┏━━
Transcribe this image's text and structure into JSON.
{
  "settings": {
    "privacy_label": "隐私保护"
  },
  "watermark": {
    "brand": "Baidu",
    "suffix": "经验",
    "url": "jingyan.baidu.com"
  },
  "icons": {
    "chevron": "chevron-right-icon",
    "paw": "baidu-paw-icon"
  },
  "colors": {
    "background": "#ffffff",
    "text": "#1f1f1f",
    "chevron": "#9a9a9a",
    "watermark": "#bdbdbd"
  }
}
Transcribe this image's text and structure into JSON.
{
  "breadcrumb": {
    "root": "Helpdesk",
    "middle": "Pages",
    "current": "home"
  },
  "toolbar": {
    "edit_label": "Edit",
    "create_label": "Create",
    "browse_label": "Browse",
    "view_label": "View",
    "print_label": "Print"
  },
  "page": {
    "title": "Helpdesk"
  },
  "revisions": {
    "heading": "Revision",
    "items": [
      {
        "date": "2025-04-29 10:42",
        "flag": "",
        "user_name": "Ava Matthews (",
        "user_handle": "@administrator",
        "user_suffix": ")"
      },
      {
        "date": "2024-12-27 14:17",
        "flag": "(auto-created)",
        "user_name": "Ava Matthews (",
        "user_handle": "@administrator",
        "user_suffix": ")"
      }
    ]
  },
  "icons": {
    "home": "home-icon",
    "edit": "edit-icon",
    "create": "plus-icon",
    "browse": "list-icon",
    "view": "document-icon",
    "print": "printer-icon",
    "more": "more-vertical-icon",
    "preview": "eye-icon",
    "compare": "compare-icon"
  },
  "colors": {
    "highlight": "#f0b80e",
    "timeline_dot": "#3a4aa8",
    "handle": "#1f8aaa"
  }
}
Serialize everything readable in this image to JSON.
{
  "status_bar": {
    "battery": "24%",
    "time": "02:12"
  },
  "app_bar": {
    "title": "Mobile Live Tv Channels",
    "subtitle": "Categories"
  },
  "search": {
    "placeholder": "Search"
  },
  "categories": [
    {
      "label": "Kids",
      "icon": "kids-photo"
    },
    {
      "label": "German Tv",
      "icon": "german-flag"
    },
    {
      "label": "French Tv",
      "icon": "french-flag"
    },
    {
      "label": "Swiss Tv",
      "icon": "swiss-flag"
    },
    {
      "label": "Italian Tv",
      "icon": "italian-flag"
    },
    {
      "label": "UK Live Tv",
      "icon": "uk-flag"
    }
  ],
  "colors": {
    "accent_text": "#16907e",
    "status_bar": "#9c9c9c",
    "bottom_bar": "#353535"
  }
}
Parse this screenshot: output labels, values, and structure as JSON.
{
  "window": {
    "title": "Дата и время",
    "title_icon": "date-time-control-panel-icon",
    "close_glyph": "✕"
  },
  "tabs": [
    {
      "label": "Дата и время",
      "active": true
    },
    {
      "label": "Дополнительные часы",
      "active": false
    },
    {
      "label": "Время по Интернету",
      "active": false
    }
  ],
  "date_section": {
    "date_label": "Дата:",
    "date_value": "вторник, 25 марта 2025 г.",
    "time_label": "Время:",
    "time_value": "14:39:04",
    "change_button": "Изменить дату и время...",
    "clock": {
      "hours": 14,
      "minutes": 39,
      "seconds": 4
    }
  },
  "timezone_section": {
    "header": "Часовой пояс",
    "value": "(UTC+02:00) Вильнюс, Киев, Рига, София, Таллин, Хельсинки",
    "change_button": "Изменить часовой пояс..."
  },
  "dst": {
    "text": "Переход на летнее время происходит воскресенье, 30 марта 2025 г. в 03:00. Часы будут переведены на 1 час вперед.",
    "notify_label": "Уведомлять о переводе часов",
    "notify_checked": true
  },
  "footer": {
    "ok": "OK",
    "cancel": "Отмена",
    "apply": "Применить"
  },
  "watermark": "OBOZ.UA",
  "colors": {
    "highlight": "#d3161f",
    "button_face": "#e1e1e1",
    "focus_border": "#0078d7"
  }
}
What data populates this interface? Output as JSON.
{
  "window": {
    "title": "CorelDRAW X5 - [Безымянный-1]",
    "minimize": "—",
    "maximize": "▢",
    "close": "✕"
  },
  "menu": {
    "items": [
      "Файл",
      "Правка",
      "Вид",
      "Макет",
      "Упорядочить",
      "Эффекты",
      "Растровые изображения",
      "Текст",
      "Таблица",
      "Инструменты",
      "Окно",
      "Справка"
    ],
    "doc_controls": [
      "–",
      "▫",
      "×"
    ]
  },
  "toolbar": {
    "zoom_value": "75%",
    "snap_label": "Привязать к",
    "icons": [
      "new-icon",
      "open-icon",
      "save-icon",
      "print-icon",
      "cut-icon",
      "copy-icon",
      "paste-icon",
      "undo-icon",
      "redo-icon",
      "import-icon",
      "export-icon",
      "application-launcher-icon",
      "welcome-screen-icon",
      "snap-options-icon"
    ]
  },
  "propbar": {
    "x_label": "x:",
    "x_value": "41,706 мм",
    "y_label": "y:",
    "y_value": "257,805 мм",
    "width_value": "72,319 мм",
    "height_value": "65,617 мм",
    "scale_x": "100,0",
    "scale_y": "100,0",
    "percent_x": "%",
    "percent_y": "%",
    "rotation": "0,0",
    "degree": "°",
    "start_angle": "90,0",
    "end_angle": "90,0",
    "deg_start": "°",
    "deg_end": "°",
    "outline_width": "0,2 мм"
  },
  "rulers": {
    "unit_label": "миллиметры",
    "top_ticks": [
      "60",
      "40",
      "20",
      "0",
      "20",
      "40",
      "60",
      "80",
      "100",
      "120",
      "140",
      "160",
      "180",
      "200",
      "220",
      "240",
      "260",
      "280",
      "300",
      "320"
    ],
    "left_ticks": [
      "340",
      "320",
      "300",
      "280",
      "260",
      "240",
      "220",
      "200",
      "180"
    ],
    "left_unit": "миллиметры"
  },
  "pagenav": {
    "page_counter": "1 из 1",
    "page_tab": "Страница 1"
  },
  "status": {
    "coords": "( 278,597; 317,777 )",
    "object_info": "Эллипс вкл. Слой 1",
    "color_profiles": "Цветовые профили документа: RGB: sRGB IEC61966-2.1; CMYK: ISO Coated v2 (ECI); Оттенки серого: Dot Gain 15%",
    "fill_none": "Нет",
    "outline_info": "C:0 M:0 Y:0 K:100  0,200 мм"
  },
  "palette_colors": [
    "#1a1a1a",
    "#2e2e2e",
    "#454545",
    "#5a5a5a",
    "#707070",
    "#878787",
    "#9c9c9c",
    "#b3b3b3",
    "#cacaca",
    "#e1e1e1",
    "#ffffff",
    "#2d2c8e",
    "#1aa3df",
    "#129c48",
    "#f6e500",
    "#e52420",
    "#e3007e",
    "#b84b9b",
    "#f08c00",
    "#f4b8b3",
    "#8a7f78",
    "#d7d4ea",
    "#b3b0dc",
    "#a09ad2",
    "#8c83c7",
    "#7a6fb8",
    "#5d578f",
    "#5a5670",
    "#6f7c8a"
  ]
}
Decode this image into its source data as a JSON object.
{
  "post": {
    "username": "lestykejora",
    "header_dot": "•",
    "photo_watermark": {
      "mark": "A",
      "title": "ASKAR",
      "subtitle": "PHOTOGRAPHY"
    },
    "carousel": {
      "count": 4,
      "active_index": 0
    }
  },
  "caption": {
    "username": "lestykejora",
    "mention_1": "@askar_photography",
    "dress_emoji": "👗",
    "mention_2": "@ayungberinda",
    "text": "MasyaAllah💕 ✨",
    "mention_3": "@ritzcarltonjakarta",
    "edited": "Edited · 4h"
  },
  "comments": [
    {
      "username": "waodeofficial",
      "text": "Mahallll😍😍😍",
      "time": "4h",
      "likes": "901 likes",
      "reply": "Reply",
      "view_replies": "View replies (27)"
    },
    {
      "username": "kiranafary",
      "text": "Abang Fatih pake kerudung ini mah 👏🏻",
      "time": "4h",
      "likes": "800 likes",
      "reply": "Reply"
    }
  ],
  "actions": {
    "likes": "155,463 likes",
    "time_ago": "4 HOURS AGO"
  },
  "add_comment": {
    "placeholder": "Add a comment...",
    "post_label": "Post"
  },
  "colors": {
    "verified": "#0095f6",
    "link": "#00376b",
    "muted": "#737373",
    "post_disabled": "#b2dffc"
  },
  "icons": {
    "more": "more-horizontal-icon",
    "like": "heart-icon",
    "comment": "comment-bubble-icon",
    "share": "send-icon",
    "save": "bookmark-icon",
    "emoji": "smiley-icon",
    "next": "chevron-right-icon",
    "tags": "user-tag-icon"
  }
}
┗━━
Required task: Scan the lines for the string "Дата". Copy out each line that matches.

Result of this exercise:
    "title": "Дата и время",
      "label": "Дата и время",
    "date_label": "Дата:",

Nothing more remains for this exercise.